**To do:**
Reproduce all of the data below without alteration; exclude every picture.

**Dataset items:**
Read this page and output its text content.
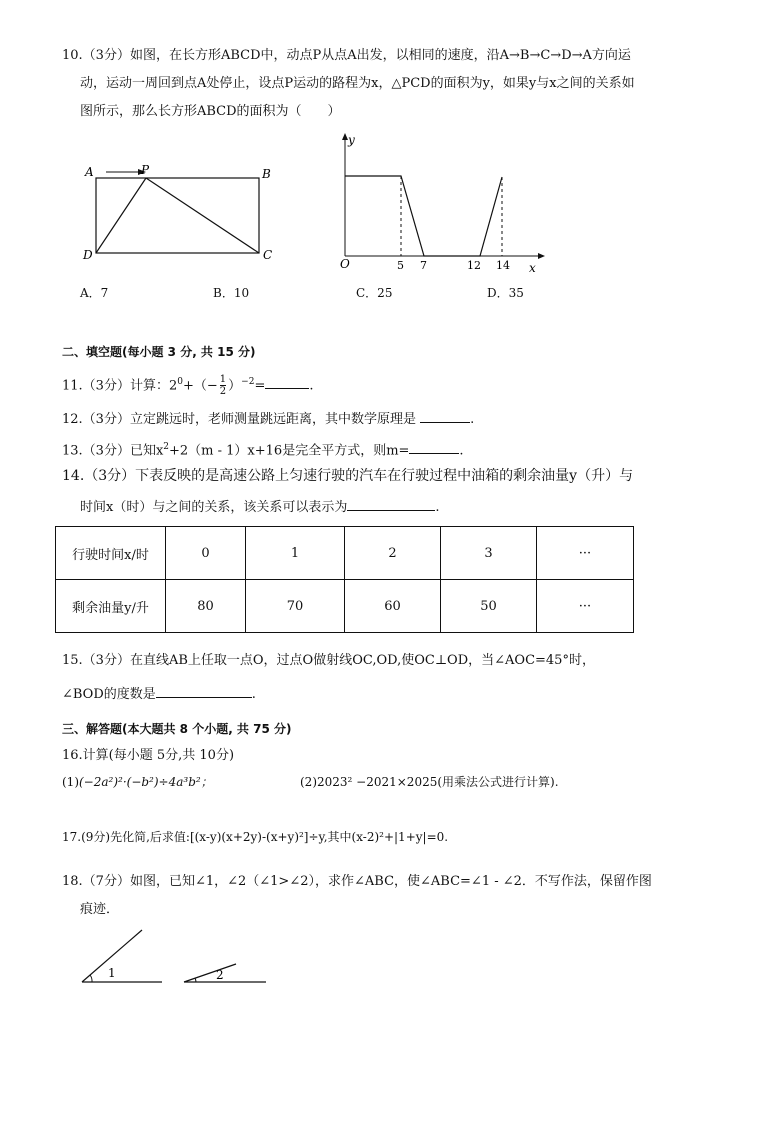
10.（3分）如图，在长方形ABCD中，动点P从点A出发，以相同的速度，沿A→B→C→D→A方向运
动，运动一周回到点A处停止，设点P运动的路程为x，△PCD的面积为y，如果y与x之间的关系如
图所示，那么长方形ABCD的面积为（　　）
A	P	B
D	C
y
x
O	5 7	12 14
A．7	B．10	C．25	D．35
二、填空题(每小题 3 分, 共 15 分)
11.（3分）计算：$2^0+(- \frac{1}{2} )^{-2}=$	.
12.（3分）立定跳远时，老师测量跳远距离，其中数学原理是	.
13.（3分）已知$x^2+2(m - 1)x+16$是完全平方式，则m=	.
14.（3分）下表反映的是高速公路上匀速行驶的汽车在行驶过程中油箱的剩余油量y（升）与
时间x（时）与之间的关系，该关系可以表示为	.
行驶时间x/时	0	1	2	3	···
剩余油量y/升	80	70	60	50	···
15.（3分）在直线AB上任取一点O，过点O做射线OC,OD,使OC⊥OD，当∠AOC=45°时，
∠BOD的度数是	.
三、解答题(本大题共 8 个小题, 共 75 分)
16.计算(每小题 5分,共 10分)
(1)(−2a²)²·(−b²)÷4a³b²；	(2)2023² −2021×2025(用乘法公式进行计算).
17.(9分)先化简,后求值:[(x-y)(x+2y)-(x+y)²]÷y,其中(x-2)²+|1+y|=0.
18.（7分）如图，已知∠1，∠2（∠1>∠2），求作∠ABC，使∠ABC=∠1 - ∠2．不写作法，保留作图
痕迹．
1	2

**Solution to the exercise:**
Read this page and output its text content.
10.（3分）如图，在长方形ABCD中，动点P从点A出发，以相同的速度，沿A→B→C→D→A方向运
动，运动一周回到点A处停止，设点P运动的路程为x，△PCD的面积为y，如果y与x之间的关系如
图所示，那么长方形ABCD的面积为（　　）
A	P	B
D	C
y
x
O	5 7	12 14
A．7	B．10	C．25	D．35
二、填空题(每小题 3 分, 共 15 分)
11.（3分）计算：$2^0+(- \frac{1}{2} )^{-2}=$	.
12.（3分）立定跳远时，老师测量跳远距离，其中数学原理是	.
13.（3分）已知$x^2+2(m - 1)x+16$是完全平方式，则m=	.
14.（3分）下表反映的是高速公路上匀速行驶的汽车在行驶过程中油箱的剩余油量y（升）与
时间x（时）与之间的关系，该关系可以表示为	.
行驶时间x/时	0	1	2	3	···
剩余油量y/升	80	70	60	50	···
15.（3分）在直线AB上任取一点O，过点O做射线OC,OD,使OC⊥OD，当∠AOC=45°时，
∠BOD的度数是	.
三、解答题(本大题共 8 个小题, 共 75 分)
16.计算(每小题 5分,共 10分)
(1)(−2a²)²·(−b²)÷4a³b²；	(2)2023² −2021×2025(用乘法公式进行计算).
17.(9分)先化简,后求值:[(x-y)(x+2y)-(x+y)²]÷y,其中(x-2)²+|1+y|=0.
18.（7分）如图，已知∠1，∠2（∠1>∠2），求作∠ABC，使∠ABC=∠1 - ∠2．不写作法，保留作图
痕迹．
1	2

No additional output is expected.